● **STATED GOAL**
Pull out every line below that contains the word "ABCD".

Items from a data source:
>>>>
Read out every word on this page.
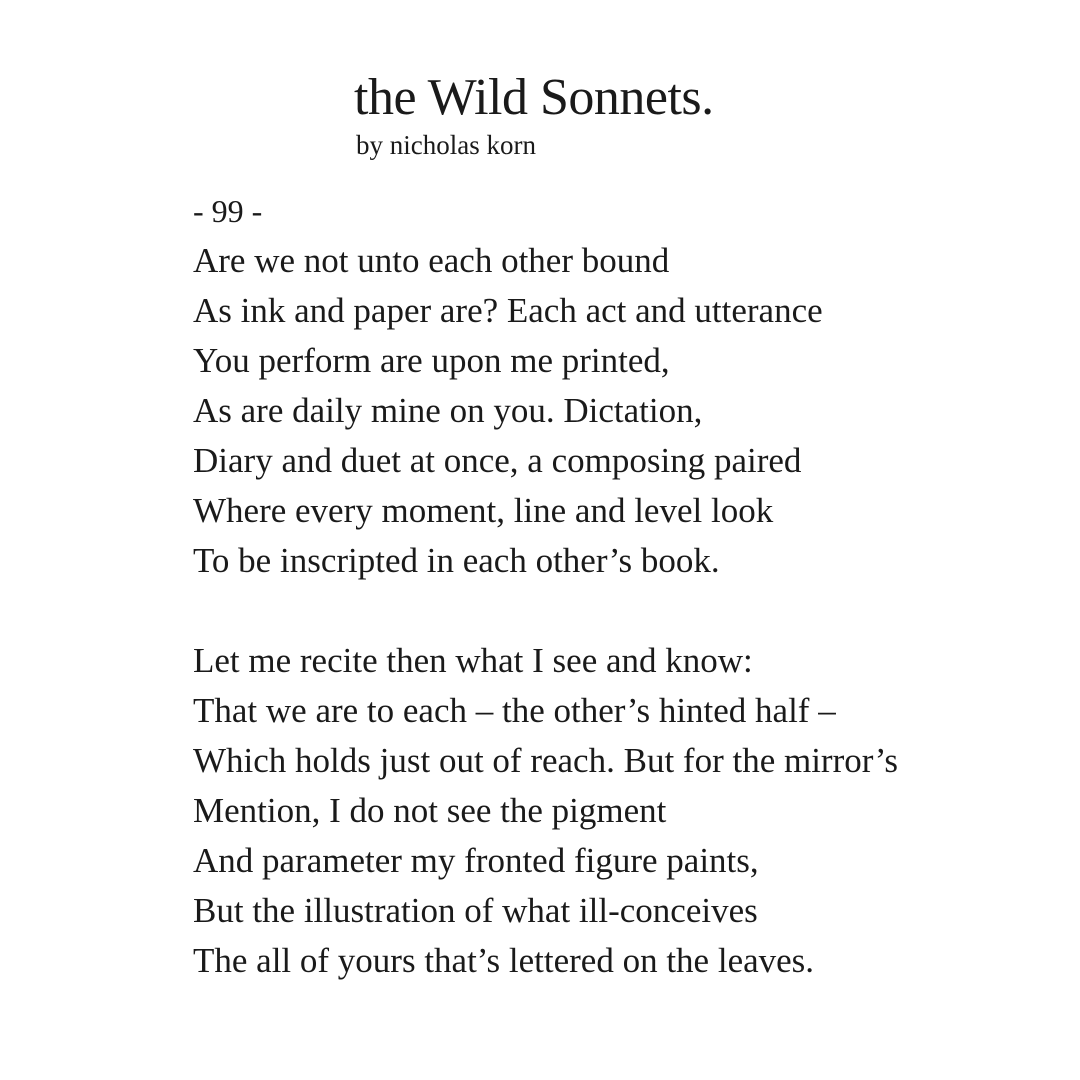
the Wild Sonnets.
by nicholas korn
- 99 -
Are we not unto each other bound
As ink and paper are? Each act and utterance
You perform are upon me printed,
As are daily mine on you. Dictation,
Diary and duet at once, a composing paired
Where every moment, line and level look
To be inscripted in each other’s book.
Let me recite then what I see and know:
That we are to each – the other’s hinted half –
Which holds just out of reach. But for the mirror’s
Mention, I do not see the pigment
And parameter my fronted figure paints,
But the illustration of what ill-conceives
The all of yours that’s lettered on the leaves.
<<<<
>>>>
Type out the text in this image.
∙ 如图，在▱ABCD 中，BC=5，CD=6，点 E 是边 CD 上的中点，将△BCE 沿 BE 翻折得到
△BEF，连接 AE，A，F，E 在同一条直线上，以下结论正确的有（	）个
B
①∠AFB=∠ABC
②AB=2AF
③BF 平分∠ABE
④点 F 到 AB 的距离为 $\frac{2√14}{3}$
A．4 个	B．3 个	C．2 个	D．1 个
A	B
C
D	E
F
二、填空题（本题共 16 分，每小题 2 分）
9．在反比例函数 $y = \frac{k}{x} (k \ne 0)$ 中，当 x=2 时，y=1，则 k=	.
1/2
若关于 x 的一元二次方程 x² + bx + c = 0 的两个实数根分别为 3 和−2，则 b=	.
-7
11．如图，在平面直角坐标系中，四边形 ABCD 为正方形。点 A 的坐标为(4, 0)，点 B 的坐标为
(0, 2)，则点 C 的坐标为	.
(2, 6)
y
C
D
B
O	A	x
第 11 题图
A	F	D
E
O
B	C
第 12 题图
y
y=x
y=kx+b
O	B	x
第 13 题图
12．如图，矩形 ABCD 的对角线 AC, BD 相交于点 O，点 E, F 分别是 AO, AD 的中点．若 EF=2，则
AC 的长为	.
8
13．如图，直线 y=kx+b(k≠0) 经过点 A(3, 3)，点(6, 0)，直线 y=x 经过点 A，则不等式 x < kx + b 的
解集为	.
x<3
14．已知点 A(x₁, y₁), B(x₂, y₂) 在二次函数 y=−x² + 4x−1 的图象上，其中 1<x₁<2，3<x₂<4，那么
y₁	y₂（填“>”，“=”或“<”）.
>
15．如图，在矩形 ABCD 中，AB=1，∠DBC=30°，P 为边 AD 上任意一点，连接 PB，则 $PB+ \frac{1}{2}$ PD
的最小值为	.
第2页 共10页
<<<<
● **SOLVED PROBLEM**
∙ 如图，在▱ABCD 中，BC=5，CD=6，点 E 是边 CD 上的中点，将△BCE 沿 BE 翻折得到
11．如图，在平面直角坐标系中，四边形 ABCD 为正方形。点 A 的坐标为(4, 0)，点 B 的坐标为
12．如图，矩形 ABCD 的对角线 AC, BD 相交于点 O，点 E, F 分别是 AO, AD 的中点．若 EF=2，则
15．如图，在矩形 ABCD 中，AB=1，∠DBC=30°，P 为边 AD 上任意一点，连接 PB，则 $PB+ \frac{1}{2}$ PD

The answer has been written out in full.